• SHORT PROBLEM:
Copy out all of the data below word for word, leaving out the pictures.

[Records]
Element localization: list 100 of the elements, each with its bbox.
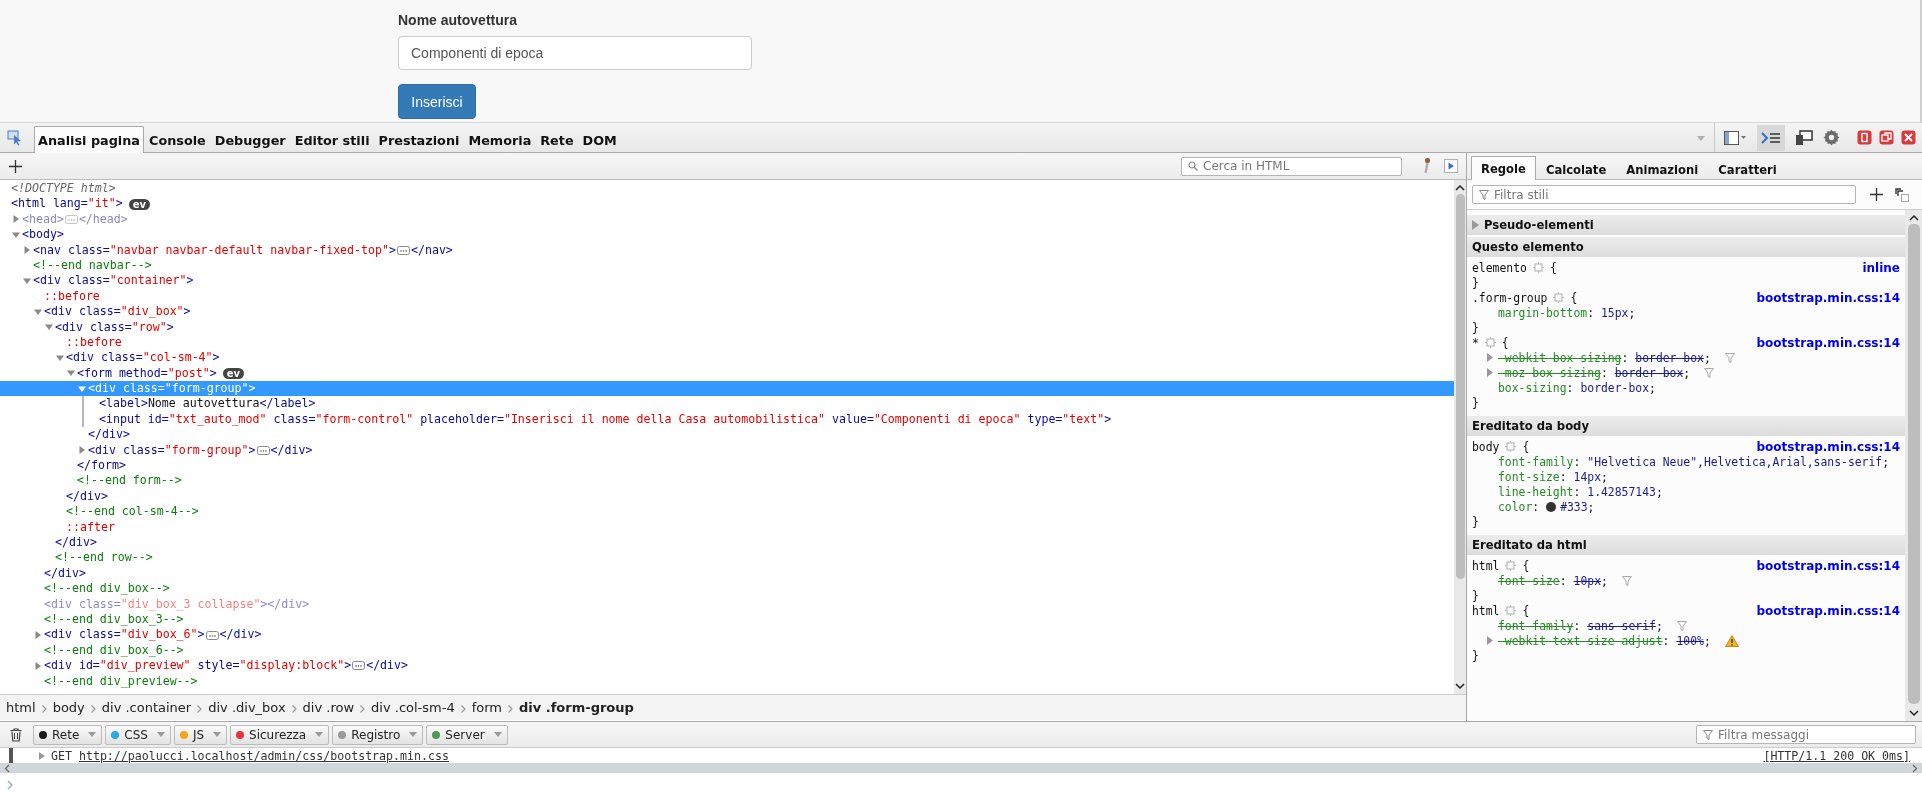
filter-icon[interactable]: [1704, 367, 1715, 378]
expand-arrow-icon[interactable]: [45, 323, 53, 332]
eyedropper-icon[interactable]: [1422, 157, 1432, 175]
dom-node-row[interactable]: <div class="row">: [0, 319, 1454, 335]
expand-arrow-icon[interactable]: [23, 277, 31, 286]
console-filter-button[interactable]: Registro: [332, 724, 424, 745]
scroll-up-icon[interactable]: [1455, 184, 1465, 191]
expand-arrow-icon[interactable]: [12, 215, 20, 224]
split-console-icon[interactable]: [1757, 124, 1785, 151]
scrollbar-thumb[interactable]: [1907, 224, 1920, 704]
source-link[interactable]: bootstrap.min.css:14: [1756, 439, 1900, 454]
css-value[interactable]: border-box;: [1635, 350, 1711, 365]
dom-node-row[interactable]: ::before: [0, 288, 1454, 305]
scroll-left-icon[interactable]: [4, 763, 10, 773]
scrollbar-thumb[interactable]: [1455, 194, 1465, 579]
expand-arrow-icon[interactable]: [34, 631, 42, 639]
breadcrumb-item[interactable]: div .col-sm-4: [367, 700, 459, 715]
collapsed-content-icon[interactable]: [205, 630, 219, 640]
pseudo-class-icon[interactable]: [1895, 187, 1909, 202]
play-button[interactable]: [1444, 159, 1458, 173]
dom-node-row[interactable]: </form>: [0, 458, 1454, 474]
breadcrumb-item[interactable]: div .div_box: [204, 700, 290, 715]
expand-arrow-icon[interactable]: [12, 230, 20, 239]
css-value[interactable]: 10px;: [1573, 573, 1608, 588]
element-picker-icon[interactable]: [7, 129, 23, 146]
scroll-up-icon[interactable]: [1908, 214, 1919, 221]
css-property[interactable]: box-sizing:: [1498, 380, 1574, 395]
add-rule-icon[interactable]: [1870, 188, 1883, 201]
trash-icon[interactable]: [10, 727, 22, 742]
warning-icon[interactable]: [1724, 634, 1739, 647]
expand-arrow-icon[interactable]: [1472, 220, 1479, 230]
text-input[interactable]: Componenti di epoca: [398, 36, 752, 70]
devtools-tab[interactable]: Console: [145, 127, 210, 153]
sidebar-tab[interactable]: Calcolate: [1535, 158, 1617, 180]
css-value[interactable]: 15px;: [1601, 305, 1636, 320]
source-link[interactable]: bootstrap.min.css:14: [1756, 290, 1900, 305]
dom-node-row[interactable]: <!--end row-->: [0, 550, 1454, 566]
dom-node-row[interactable]: <div class="div_box">: [0, 304, 1454, 320]
css-value[interactable]: 100%;: [1676, 633, 1711, 648]
filter-icon[interactable]: [1724, 352, 1735, 363]
dom-node-row[interactable]: ::before: [0, 334, 1454, 351]
dom-node-row[interactable]: <div class="form-group"> </div>: [0, 442, 1454, 459]
event-badge[interactable]: ev: [128, 198, 150, 210]
dom-node-row[interactable]: </div>: [0, 427, 1454, 443]
breadcrumb-item[interactable]: div .container: [97, 700, 196, 715]
dom-node-row[interactable]: </div>: [0, 488, 1454, 505]
css-property[interactable]: -webkit-box-sizing:: [1498, 350, 1629, 365]
css-property[interactable]: line-height:: [1498, 484, 1581, 499]
console-filter-button[interactable]: Rete: [33, 724, 103, 745]
dom-node-row[interactable]: <div class="div_box_6"> </div>: [0, 627, 1454, 643]
dom-node-row[interactable]: ::after: [0, 519, 1454, 535]
expand-arrow-icon[interactable]: [56, 354, 64, 362]
expand-arrow-icon[interactable]: [34, 661, 42, 670]
css-value[interactable]: sans-serif;: [1587, 618, 1663, 633]
breadcrumb-item[interactable]: div .form-group: [515, 700, 638, 715]
restore-icon[interactable]: [1879, 130, 1894, 145]
sidebar-tab[interactable]: Regole: [1471, 156, 1536, 180]
close-icon[interactable]: [1901, 130, 1916, 145]
dom-node-row[interactable]: </div>: [0, 535, 1454, 551]
collapsed-content-icon[interactable]: [352, 661, 366, 671]
expand-arrow-icon[interactable]: [1487, 636, 1493, 645]
highlight-elements-icon[interactable]: [1484, 337, 1496, 348]
settings-icon[interactable]: [1823, 129, 1840, 146]
dom-node-row[interactable]: </div>: [0, 565, 1454, 582]
breadcrumb-item[interactable]: div .row: [298, 700, 359, 715]
css-property[interactable]: -moz-box-sizing:: [1498, 365, 1608, 380]
caret-icon[interactable]: [1696, 133, 1706, 142]
dom-node-row[interactable]: <!--end col-sm-4-->: [0, 504, 1454, 520]
console-filter-button[interactable]: Server: [426, 724, 508, 745]
dom-node-row[interactable]: <!--end navbar-->: [0, 257, 1454, 274]
dom-node-row[interactable]: <div class="col-sm-4">: [0, 350, 1454, 366]
dom-node-row[interactable]: <nav class="navbar navbar-default navbar-fixed-top"> </nav>: [0, 242, 1454, 258]
source-link[interactable]: inline: [1862, 260, 1900, 275]
filter-field[interactable]: Filtra stili: [1472, 185, 1856, 204]
sidebar-tab[interactable]: Caratteri: [1708, 158, 1787, 180]
expand-arrow-icon[interactable]: [1487, 353, 1493, 362]
breadcrumb-item[interactable]: body: [48, 700, 89, 715]
expand-arrow-icon[interactable]: [39, 751, 45, 760]
css-value[interactable]: #333;: [1560, 499, 1595, 514]
layout-icon[interactable]: [1723, 129, 1747, 146]
request-url[interactable]: http://paolucci.localhost/admin/css/bootstrap.min.css: [78, 748, 449, 763]
dom-node-row[interactable]: <!--end div_box-->: [0, 581, 1454, 597]
expand-arrow-icon[interactable]: [1487, 368, 1493, 377]
css-property[interactable]: font-size:: [1498, 469, 1567, 484]
scroll-down-icon[interactable]: [1455, 683, 1465, 690]
source-link[interactable]: bootstrap.min.css:14: [1756, 558, 1900, 573]
dom-node-row[interactable]: <body>: [0, 227, 1454, 243]
dom-node-row[interactable]: <div class="container">: [0, 273, 1454, 289]
expand-arrow-icon[interactable]: [67, 369, 75, 378]
css-value[interactable]: border-box;: [1580, 380, 1656, 395]
breadcrumb-item[interactable]: form: [467, 700, 506, 715]
css-value[interactable]: 1.42857143;: [1587, 484, 1663, 499]
devtools-tab[interactable]: Analisi pagina: [34, 126, 144, 153]
dom-node-row[interactable]: <html lang="it"> ev: [0, 196, 1454, 212]
expand-arrow-icon[interactable]: [78, 384, 86, 393]
highlight-elements-icon[interactable]: [1505, 605, 1517, 616]
devtools-tab[interactable]: Memoria: [464, 127, 536, 153]
highlight-elements-icon[interactable]: [1532, 262, 1544, 273]
expand-arrow-icon[interactable]: [34, 307, 42, 316]
dom-node-row[interactable]: <!--end div_box_3-->: [0, 611, 1454, 628]
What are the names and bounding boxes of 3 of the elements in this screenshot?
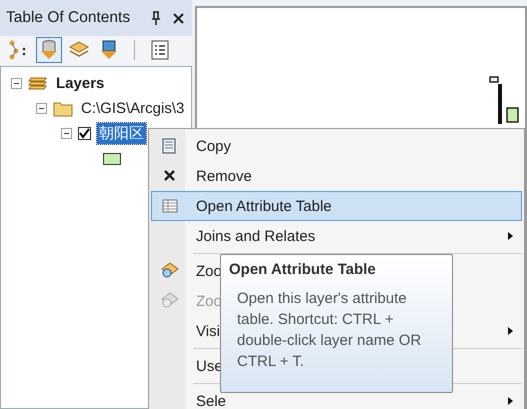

• RESULT:
Element localization: list 100 of the elements, each with its bbox.
filter-icon[interactable]: [1704, 367, 1715, 378]
expand-arrow-icon[interactable]: [45, 323, 53, 332]
eyedropper-icon[interactable]: [1422, 157, 1432, 175]
dom-node-row[interactable]: <div class="row">: [0, 319, 1454, 335]
expand-arrow-icon[interactable]: [23, 277, 31, 286]
console-filter-button[interactable]: Registro: [332, 724, 424, 745]
scroll-up-icon[interactable]: [1455, 184, 1465, 191]
expand-arrow-icon[interactable]: [12, 215, 20, 224]
split-console-icon[interactable]: [1757, 124, 1785, 151]
scrollbar-thumb[interactable]: [1907, 224, 1920, 704]
source-link[interactable]: bootstrap.min.css:14: [1756, 439, 1900, 454]
css-value[interactable]: border-box;: [1635, 350, 1711, 365]
dom-node-row[interactable]: ::before: [0, 288, 1454, 305]
scroll-left-icon[interactable]: [4, 763, 10, 773]
scrollbar-thumb[interactable]: [1455, 194, 1465, 579]
expand-arrow-icon[interactable]: [34, 631, 42, 639]
breadcrumb-item[interactable]: div .col-sm-4: [367, 700, 459, 715]
collapsed-content-icon[interactable]: [205, 630, 219, 640]
pseudo-class-icon[interactable]: [1895, 187, 1909, 202]
play-button[interactable]: [1444, 159, 1458, 173]
dom-node-row[interactable]: </form>: [0, 458, 1454, 474]
breadcrumb-item[interactable]: div .div_box: [204, 700, 290, 715]
expand-arrow-icon[interactable]: [12, 230, 20, 239]
css-value[interactable]: 10px;: [1573, 573, 1608, 588]
element-picker-icon[interactable]: [7, 129, 23, 146]
scroll-up-icon[interactable]: [1908, 214, 1919, 221]
css-property[interactable]: box-sizing:: [1498, 380, 1574, 395]
add-rule-icon[interactable]: [1870, 188, 1883, 201]
trash-icon[interactable]: [10, 727, 22, 742]
warning-icon[interactable]: [1724, 634, 1739, 647]
expand-arrow-icon[interactable]: [1472, 220, 1479, 230]
text-input[interactable]: Componenti di epoca: [398, 36, 752, 70]
devtools-tab[interactable]: Console: [145, 127, 210, 153]
sidebar-tab[interactable]: Calcolate: [1535, 158, 1617, 180]
css-value[interactable]: 15px;: [1601, 305, 1636, 320]
source-link[interactable]: bootstrap.min.css:14: [1756, 290, 1900, 305]
dom-node-row[interactable]: <!--end row-->: [0, 550, 1454, 566]
dom-node-row[interactable]: <div class="div_box">: [0, 304, 1454, 320]
css-value[interactable]: 100%;: [1676, 633, 1711, 648]
filter-icon[interactable]: [1724, 352, 1735, 363]
dom-node-row[interactable]: ::before: [0, 334, 1454, 351]
dom-node-row[interactable]: <div class="form-group"> </div>: [0, 442, 1454, 459]
event-badge[interactable]: ev: [128, 198, 150, 210]
dom-node-row[interactable]: </div>: [0, 427, 1454, 443]
breadcrumb-item[interactable]: div .container: [97, 700, 196, 715]
dom-node-row[interactable]: </div>: [0, 488, 1454, 505]
css-property[interactable]: -webkit-box-sizing:: [1498, 350, 1629, 365]
css-property[interactable]: line-height:: [1498, 484, 1581, 499]
console-filter-button[interactable]: Rete: [33, 724, 103, 745]
dom-node-row[interactable]: <div class="div_box_6"> </div>: [0, 627, 1454, 643]
dom-node-row[interactable]: ::after: [0, 519, 1454, 535]
expand-arrow-icon[interactable]: [56, 354, 64, 362]
expand-arrow-icon[interactable]: [34, 661, 42, 670]
css-value[interactable]: sans-serif;: [1587, 618, 1663, 633]
breadcrumb-item[interactable]: div .form-group: [515, 700, 638, 715]
restore-icon[interactable]: [1879, 130, 1894, 145]
sidebar-tab[interactable]: Regole: [1471, 156, 1536, 180]
close-icon[interactable]: [1901, 130, 1916, 145]
dom-node-row[interactable]: </div>: [0, 535, 1454, 551]
collapsed-content-icon[interactable]: [352, 661, 366, 671]
expand-arrow-icon[interactable]: [1487, 636, 1493, 645]
highlight-elements-icon[interactable]: [1484, 337, 1496, 348]
settings-icon[interactable]: [1823, 129, 1840, 146]
dom-node-row[interactable]: </div>: [0, 565, 1454, 582]
breadcrumb-item[interactable]: div .row: [298, 700, 359, 715]
css-property[interactable]: -moz-box-sizing:: [1498, 365, 1608, 380]
caret-icon[interactable]: [1696, 133, 1706, 142]
dom-node-row[interactable]: <!--end col-sm-4-->: [0, 504, 1454, 520]
console-filter-button[interactable]: Server: [426, 724, 508, 745]
dom-node-row[interactable]: <!--end navbar-->: [0, 257, 1454, 274]
dom-node-row[interactable]: <div class="col-sm-4">: [0, 350, 1454, 366]
dom-node-row[interactable]: <nav class="navbar navbar-default navbar-fixed-top"> </nav>: [0, 242, 1454, 258]
source-link[interactable]: inline: [1862, 260, 1900, 275]
filter-field[interactable]: Filtra stili: [1472, 185, 1856, 204]
sidebar-tab[interactable]: Caratteri: [1708, 158, 1787, 180]
expand-arrow-icon[interactable]: [1487, 353, 1493, 362]
breadcrumb-item[interactable]: body: [48, 700, 89, 715]
expand-arrow-icon[interactable]: [39, 751, 45, 760]
css-value[interactable]: #333;: [1560, 499, 1595, 514]
layout-icon[interactable]: [1723, 129, 1747, 146]
request-url[interactable]: http://paolucci.localhost/admin/css/bootstrap.min.css: [78, 748, 449, 763]
dom-node-row[interactable]: <!--end div_box-->: [0, 581, 1454, 597]
expand-arrow-icon[interactable]: [1487, 368, 1493, 377]
css-property[interactable]: font-size:: [1498, 469, 1567, 484]
scroll-down-icon[interactable]: [1455, 683, 1465, 690]
source-link[interactable]: bootstrap.min.css:14: [1756, 558, 1900, 573]
dom-node-row[interactable]: <body>: [0, 227, 1454, 243]
dom-node-row[interactable]: <div class="container">: [0, 273, 1454, 289]
expand-arrow-icon[interactable]: [67, 369, 75, 378]
css-value[interactable]: border-box;: [1580, 380, 1656, 395]
breadcrumb-item[interactable]: form: [467, 700, 506, 715]
css-value[interactable]: 1.42857143;: [1587, 484, 1663, 499]
devtools-tab[interactable]: Analisi pagina: [34, 126, 144, 153]
dom-node-row[interactable]: <html lang="it"> ev: [0, 196, 1454, 212]
expand-arrow-icon[interactable]: [78, 384, 86, 393]
highlight-elements-icon[interactable]: [1505, 605, 1517, 616]
devtools-tab[interactable]: Memoria: [464, 127, 536, 153]
highlight-elements-icon[interactable]: [1532, 262, 1544, 273]
expand-arrow-icon[interactable]: [34, 307, 42, 316]
dom-node-row[interactable]: <!--end div_box_3-->: [0, 611, 1454, 628]
What are the names and bounding boxes of 3 of the elements in this screenshot?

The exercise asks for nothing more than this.